Copy all of the material exactly. Pictures are not to appear in the copy.
* start SOURCE DATA *
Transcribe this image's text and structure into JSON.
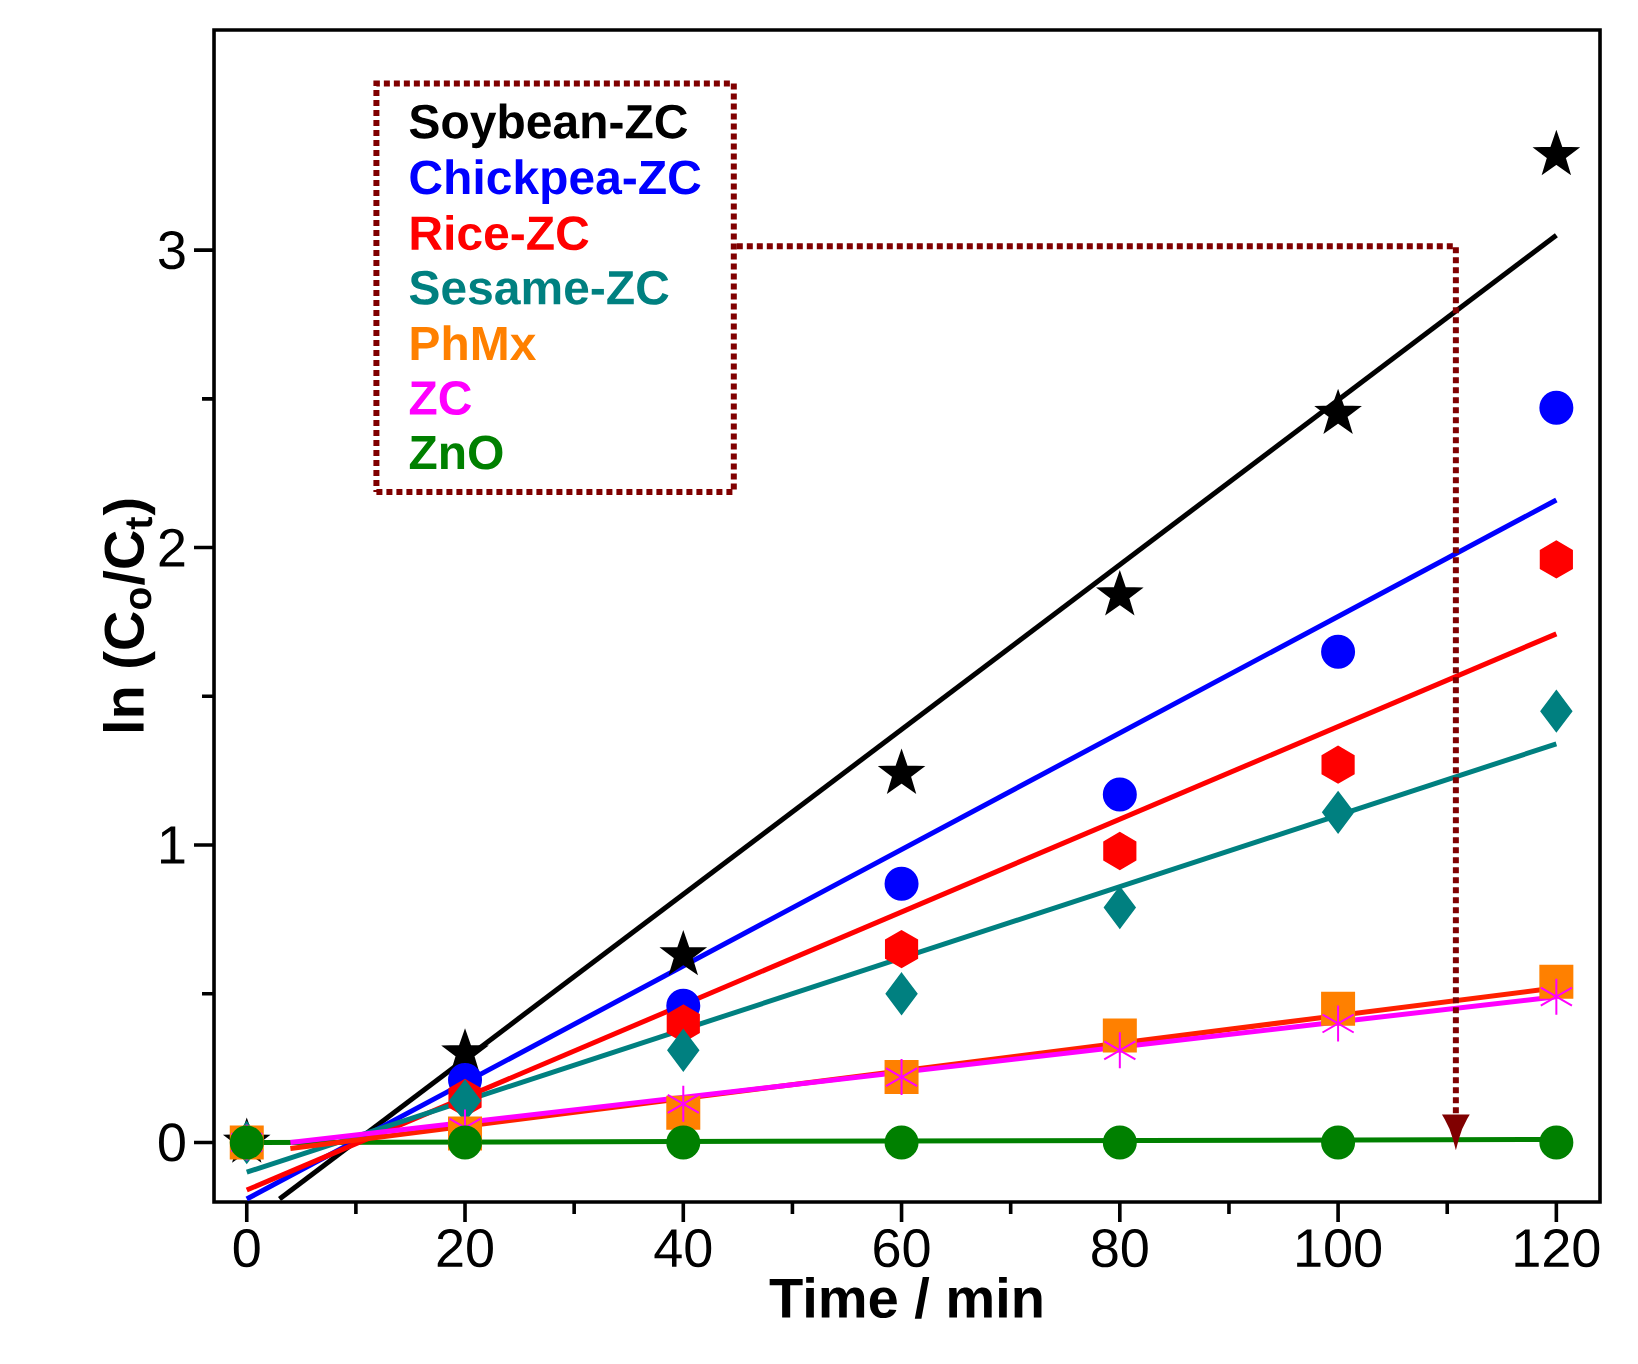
{
  "chart_data": {
    "type": "scatter",
    "xlabel": "Time / min",
    "ylabel": "ln (C$_{o}$/C$_{t}$)",
    "x": [
      0,
      20,
      40,
      60,
      80,
      100,
      120
    ],
    "xlim": [
      -3,
      124
    ],
    "ylim": [
      -0.2,
      3.74
    ],
    "xticks": [
      0,
      20,
      40,
      60,
      80,
      100,
      120
    ],
    "yticks": [
      0,
      1,
      2,
      3
    ],
    "legend": "top left",
    "series": [
      {
        "name": "Soybean-ZC",
        "color": "#000000",
        "marker": "star",
        "values": [
          0,
          0.3,
          0.63,
          1.24,
          1.84,
          2.45,
          3.32
        ]
      },
      {
        "name": "Chickpea-ZC",
        "color": "#0000ff",
        "marker": "circle",
        "values": [
          null,
          0.21,
          0.46,
          0.87,
          1.17,
          1.65,
          2.47
        ]
      },
      {
        "name": "Rice-ZC",
        "color": "#ff0000",
        "values": [
          null,
          0.15,
          0.4,
          0.65,
          0.98,
          1.27,
          1.96
        ]
      },
      {
        "name": "Sesame-ZC",
        "color": "#008080",
        "marker": "diamond",
        "values": [
          0,
          0.14,
          0.31,
          0.5,
          0.79,
          1.11,
          1.45
        ]
      },
      {
        "name": "PhMx",
        "color": "#ff8000",
        "marker": "square",
        "values": [
          0,
          0.03,
          0.1,
          0.22,
          0.36,
          0.45,
          0.54
        ]
      },
      {
        "name": "ZC",
        "color": "#ff00ff",
        "marker": "cross",
        "values": [
          0,
          0.05,
          0.13,
          0.22,
          0.31,
          0.4,
          0.49
        ]
      },
      {
        "name": "ZnO",
        "color": "#008000",
        "marker": "circle",
        "values": [
          0,
          0,
          0,
          0,
          0,
          0,
          0
        ]
      },
      {
        "type": "line",
        "color": "#008000",
        "x": [
          0,
          120
        ],
        "values": [
          0,
          0.01
        ]
      },
      {
        "type": "line",
        "color": "#000000",
        "x": [
          3,
          120
        ],
        "values": [
          -0.19,
          3.05
        ]
      },
      {
        "type": "line",
        "color": "#0000ff",
        "x": [
          0,
          120
        ],
        "values": [
          -0.19,
          2.16
        ]
      },
      {
        "type": "line",
        "color": "#ff0000",
        "x": [
          0,
          120
        ],
        "values": [
          -0.16,
          1.71
        ]
      },
      {
        "type": "line",
        "color": "#008080",
        "x": [
          0,
          120
        ],
        "values": [
          -0.1,
          1.34
        ]
      },
      {
        "type": "line",
        "color": "#ff2000",
        "x": [
          4,
          120
        ],
        "values": [
          -0.02,
          0.52
        ]
      },
      {
        "type": "line",
        "color": "#ff00ff",
        "x": [
          4,
          120
        ],
        "values": [
          0,
          0.49
        ]
      }
    ]
  }
}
* end SOURCE DATA *
- COMPLETED EXERCISE -
Transcribe this image's text and structure into JSON.
{
  "chart_data": {
    "type": "scatter",
    "xlabel": "Time / min",
    "ylabel": "ln (C$_{o}$/C$_{t}$)",
    "x": [
      0,
      20,
      40,
      60,
      80,
      100,
      120
    ],
    "xlim": [
      -3,
      124
    ],
    "ylim": [
      -0.2,
      3.74
    ],
    "xticks": [
      0,
      20,
      40,
      60,
      80,
      100,
      120
    ],
    "yticks": [
      0,
      1,
      2,
      3
    ],
    "legend": "top left",
    "series": [
      {
        "name": "Soybean-ZC",
        "color": "#000000",
        "marker": "star",
        "values": [
          0,
          0.3,
          0.63,
          1.24,
          1.84,
          2.45,
          3.32
        ]
      },
      {
        "name": "Chickpea-ZC",
        "color": "#0000ff",
        "marker": "circle",
        "values": [
          null,
          0.21,
          0.46,
          0.87,
          1.17,
          1.65,
          2.47
        ]
      },
      {
        "name": "Rice-ZC",
        "color": "#ff0000",
        "values": [
          null,
          0.15,
          0.4,
          0.65,
          0.98,
          1.27,
          1.96
        ]
      },
      {
        "name": "Sesame-ZC",
        "color": "#008080",
        "marker": "diamond",
        "values": [
          0,
          0.14,
          0.31,
          0.5,
          0.79,
          1.11,
          1.45
        ]
      },
      {
        "name": "PhMx",
        "color": "#ff8000",
        "marker": "square",
        "values": [
          0,
          0.03,
          0.1,
          0.22,
          0.36,
          0.45,
          0.54
        ]
      },
      {
        "name": "ZC",
        "color": "#ff00ff",
        "marker": "cross",
        "values": [
          0,
          0.05,
          0.13,
          0.22,
          0.31,
          0.4,
          0.49
        ]
      },
      {
        "name": "ZnO",
        "color": "#008000",
        "marker": "circle",
        "values": [
          0,
          0,
          0,
          0,
          0,
          0,
          0
        ]
      },
      {
        "type": "line",
        "color": "#008000",
        "x": [
          0,
          120
        ],
        "values": [
          0,
          0.01
        ]
      },
      {
        "type": "line",
        "color": "#000000",
        "x": [
          3,
          120
        ],
        "values": [
          -0.19,
          3.05
        ]
      },
      {
        "type": "line",
        "color": "#0000ff",
        "x": [
          0,
          120
        ],
        "values": [
          -0.19,
          2.16
        ]
      },
      {
        "type": "line",
        "color": "#ff0000",
        "x": [
          0,
          120
        ],
        "values": [
          -0.16,
          1.71
        ]
      },
      {
        "type": "line",
        "color": "#008080",
        "x": [
          0,
          120
        ],
        "values": [
          -0.1,
          1.34
        ]
      },
      {
        "type": "line",
        "color": "#ff2000",
        "x": [
          4,
          120
        ],
        "values": [
          -0.02,
          0.52
        ]
      },
      {
        "type": "line",
        "color": "#ff00ff",
        "x": [
          4,
          120
        ],
        "values": [
          0,
          0.49
        ]
      }
    ]
  }
}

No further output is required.